__DESCRIPTION OF THE TASK__
Without omitting anything, retype the data that follows.

__RECORDS SUPPLIED__

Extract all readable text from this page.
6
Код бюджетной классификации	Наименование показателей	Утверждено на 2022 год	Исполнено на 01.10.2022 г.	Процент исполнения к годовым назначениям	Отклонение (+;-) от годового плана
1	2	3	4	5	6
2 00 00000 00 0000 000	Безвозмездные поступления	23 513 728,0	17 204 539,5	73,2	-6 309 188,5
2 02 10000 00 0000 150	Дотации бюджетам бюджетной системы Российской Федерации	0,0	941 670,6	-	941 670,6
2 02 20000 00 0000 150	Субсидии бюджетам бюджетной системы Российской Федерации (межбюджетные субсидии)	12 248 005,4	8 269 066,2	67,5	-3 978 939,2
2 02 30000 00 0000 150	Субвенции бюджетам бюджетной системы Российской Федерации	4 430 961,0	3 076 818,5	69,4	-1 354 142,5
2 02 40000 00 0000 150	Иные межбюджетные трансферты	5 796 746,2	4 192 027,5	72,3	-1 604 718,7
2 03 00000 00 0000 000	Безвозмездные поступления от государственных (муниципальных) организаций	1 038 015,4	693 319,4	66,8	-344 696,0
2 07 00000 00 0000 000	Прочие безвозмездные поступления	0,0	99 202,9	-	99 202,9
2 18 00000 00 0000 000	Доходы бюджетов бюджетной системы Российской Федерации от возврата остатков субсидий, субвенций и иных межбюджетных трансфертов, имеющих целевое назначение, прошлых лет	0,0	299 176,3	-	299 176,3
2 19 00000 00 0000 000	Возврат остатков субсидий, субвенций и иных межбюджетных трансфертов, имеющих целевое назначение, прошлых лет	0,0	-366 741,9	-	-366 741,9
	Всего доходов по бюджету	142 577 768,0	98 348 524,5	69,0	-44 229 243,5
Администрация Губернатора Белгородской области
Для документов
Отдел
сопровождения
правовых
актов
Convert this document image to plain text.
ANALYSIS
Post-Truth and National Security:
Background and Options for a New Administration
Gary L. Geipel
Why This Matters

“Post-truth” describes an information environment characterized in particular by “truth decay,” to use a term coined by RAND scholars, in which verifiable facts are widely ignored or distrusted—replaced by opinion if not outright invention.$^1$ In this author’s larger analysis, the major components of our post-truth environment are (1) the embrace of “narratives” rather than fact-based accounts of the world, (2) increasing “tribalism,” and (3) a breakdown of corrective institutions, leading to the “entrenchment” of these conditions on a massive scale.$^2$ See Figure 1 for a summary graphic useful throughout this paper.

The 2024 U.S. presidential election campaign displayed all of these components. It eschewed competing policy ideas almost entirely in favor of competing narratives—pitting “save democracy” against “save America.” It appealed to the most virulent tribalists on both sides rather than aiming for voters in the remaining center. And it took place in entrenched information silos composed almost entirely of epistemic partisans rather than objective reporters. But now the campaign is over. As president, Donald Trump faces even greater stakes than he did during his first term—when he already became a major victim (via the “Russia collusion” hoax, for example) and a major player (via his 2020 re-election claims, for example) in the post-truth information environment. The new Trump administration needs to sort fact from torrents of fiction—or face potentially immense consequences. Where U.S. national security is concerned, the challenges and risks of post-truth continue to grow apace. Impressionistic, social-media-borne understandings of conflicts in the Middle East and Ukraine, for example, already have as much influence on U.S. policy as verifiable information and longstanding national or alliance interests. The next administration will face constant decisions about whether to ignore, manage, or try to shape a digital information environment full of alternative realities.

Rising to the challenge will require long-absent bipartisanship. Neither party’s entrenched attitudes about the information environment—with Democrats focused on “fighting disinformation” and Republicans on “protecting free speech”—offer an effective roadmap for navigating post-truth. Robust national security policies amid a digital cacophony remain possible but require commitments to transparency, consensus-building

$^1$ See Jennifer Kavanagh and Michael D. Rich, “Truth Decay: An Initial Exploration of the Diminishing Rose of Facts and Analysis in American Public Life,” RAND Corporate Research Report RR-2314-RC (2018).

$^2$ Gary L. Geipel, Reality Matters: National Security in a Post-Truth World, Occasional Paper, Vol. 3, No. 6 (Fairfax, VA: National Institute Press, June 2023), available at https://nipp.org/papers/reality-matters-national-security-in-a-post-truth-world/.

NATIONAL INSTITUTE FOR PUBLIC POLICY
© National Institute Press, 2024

__ANSWER TO THE TASK__
Extract all readable text from this page.
6
Код бюджетной классификации	Наименование показателей	Утверждено на 2022 год	Исполнено на 01.10.2022 г.	Процент исполнения к годовым назначениям	Отклонение (+;-) от годового плана
1	2	3	4	5	6
2 00 00000 00 0000 000	Безвозмездные поступления	23 513 728,0	17 204 539,5	73,2	-6 309 188,5
2 02 10000 00 0000 150	Дотации бюджетам бюджетной системы Российской Федерации	0,0	941 670,6	-	941 670,6
2 02 20000 00 0000 150	Субсидии бюджетам бюджетной системы Российской Федерации (межбюджетные субсидии)	12 248 005,4	8 269 066,2	67,5	-3 978 939,2
2 02 30000 00 0000 150	Субвенции бюджетам бюджетной системы Российской Федерации	4 430 961,0	3 076 818,5	69,4	-1 354 142,5
2 02 40000 00 0000 150	Иные межбюджетные трансферты	5 796 746,2	4 192 027,5	72,3	-1 604 718,7
2 03 00000 00 0000 000	Безвозмездные поступления от государственных (муниципальных) организаций	1 038 015,4	693 319,4	66,8	-344 696,0
2 07 00000 00 0000 000	Прочие безвозмездные поступления	0,0	99 202,9	-	99 202,9
2 18 00000 00 0000 000	Доходы бюджетов бюджетной системы Российской Федерации от возврата остатков субсидий, субвенций и иных межбюджетных трансфертов, имеющих целевое назначение, прошлых лет	0,0	299 176,3	-	299 176,3
2 19 00000 00 0000 000	Возврат остатков субсидий, субвенций и иных межбюджетных трансфертов, имеющих целевое назначение, прошлых лет	0,0	-366 741,9	-	-366 741,9
	Всего доходов по бюджету	142 577 768,0	98 348 524,5	69,0	-44 229 243,5
Администрация Губернатора Белгородской области
Для документов
Отдел
сопровождения
правовых
актов
Convert this document image to plain text.
ANALYSIS
Post-Truth and National Security:
Background and Options for a New Administration
Gary L. Geipel
Why This Matters

“Post-truth” describes an information environment characterized in particular by “truth decay,” to use a term coined by RAND scholars, in which verifiable facts are widely ignored or distrusted—replaced by opinion if not outright invention.$^1$ In this author’s larger analysis, the major components of our post-truth environment are (1) the embrace of “narratives” rather than fact-based accounts of the world, (2) increasing “tribalism,” and (3) a breakdown of corrective institutions, leading to the “entrenchment” of these conditions on a massive scale.$^2$ See Figure 1 for a summary graphic useful throughout this paper.

The 2024 U.S. presidential election campaign displayed all of these components. It eschewed competing policy ideas almost entirely in favor of competing narratives—pitting “save democracy” against “save America.” It appealed to the most virulent tribalists on both sides rather than aiming for voters in the remaining center. And it took place in entrenched information silos composed almost entirely of epistemic partisans rather than objective reporters. But now the campaign is over. As president, Donald Trump faces even greater stakes than he did during his first term—when he already became a major victim (via the “Russia collusion” hoax, for example) and a major player (via his 2020 re-election claims, for example) in the post-truth information environment. The new Trump administration needs to sort fact from torrents of fiction—or face potentially immense consequences. Where U.S. national security is concerned, the challenges and risks of post-truth continue to grow apace. Impressionistic, social-media-borne understandings of conflicts in the Middle East and Ukraine, for example, already have as much influence on U.S. policy as verifiable information and longstanding national or alliance interests. The next administration will face constant decisions about whether to ignore, manage, or try to shape a digital information environment full of alternative realities.

Rising to the challenge will require long-absent bipartisanship. Neither party’s entrenched attitudes about the information environment—with Democrats focused on “fighting disinformation” and Republicans on “protecting free speech”—offer an effective roadmap for navigating post-truth. Robust national security policies amid a digital cacophony remain possible but require commitments to transparency, consensus-building

$^1$ See Jennifer Kavanagh and Michael D. Rich, “Truth Decay: An Initial Exploration of the Diminishing Rose of Facts and Analysis in American Public Life,” RAND Corporate Research Report RR-2314-RC (2018).

$^2$ Gary L. Geipel, Reality Matters: National Security in a Post-Truth World, Occasional Paper, Vol. 3, No. 6 (Fairfax, VA: National Institute Press, June 2023), available at https://nipp.org/papers/reality-matters-national-security-in-a-post-truth-world/.

NATIONAL INSTITUTE FOR PUBLIC POLICY
© National Institute Press, 2024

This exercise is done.